Directive
Work out the number of lines containing "active". Answer with nothing but that number.

Dataset rows
· · ·

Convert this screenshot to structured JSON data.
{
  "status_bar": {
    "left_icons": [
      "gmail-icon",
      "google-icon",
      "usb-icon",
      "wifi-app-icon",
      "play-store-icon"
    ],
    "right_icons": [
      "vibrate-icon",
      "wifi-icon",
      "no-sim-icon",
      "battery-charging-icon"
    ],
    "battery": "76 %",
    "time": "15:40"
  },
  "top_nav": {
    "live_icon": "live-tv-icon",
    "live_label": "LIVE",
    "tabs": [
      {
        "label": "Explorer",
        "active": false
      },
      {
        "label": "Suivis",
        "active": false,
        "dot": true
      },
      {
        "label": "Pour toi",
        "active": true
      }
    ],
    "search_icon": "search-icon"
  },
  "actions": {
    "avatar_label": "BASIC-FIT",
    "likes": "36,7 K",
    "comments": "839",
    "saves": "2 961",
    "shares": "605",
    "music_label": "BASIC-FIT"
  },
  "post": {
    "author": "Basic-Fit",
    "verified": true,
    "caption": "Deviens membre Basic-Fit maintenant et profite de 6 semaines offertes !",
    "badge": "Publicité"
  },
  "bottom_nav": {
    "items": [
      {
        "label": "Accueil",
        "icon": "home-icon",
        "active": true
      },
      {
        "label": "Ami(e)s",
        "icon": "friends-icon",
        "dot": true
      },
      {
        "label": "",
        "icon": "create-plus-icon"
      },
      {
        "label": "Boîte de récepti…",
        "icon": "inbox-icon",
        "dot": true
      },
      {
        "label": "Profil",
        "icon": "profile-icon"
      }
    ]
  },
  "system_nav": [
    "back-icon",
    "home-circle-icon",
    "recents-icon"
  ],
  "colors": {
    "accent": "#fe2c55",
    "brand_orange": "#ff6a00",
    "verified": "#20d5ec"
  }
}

· · ·

Answer for this exercise
4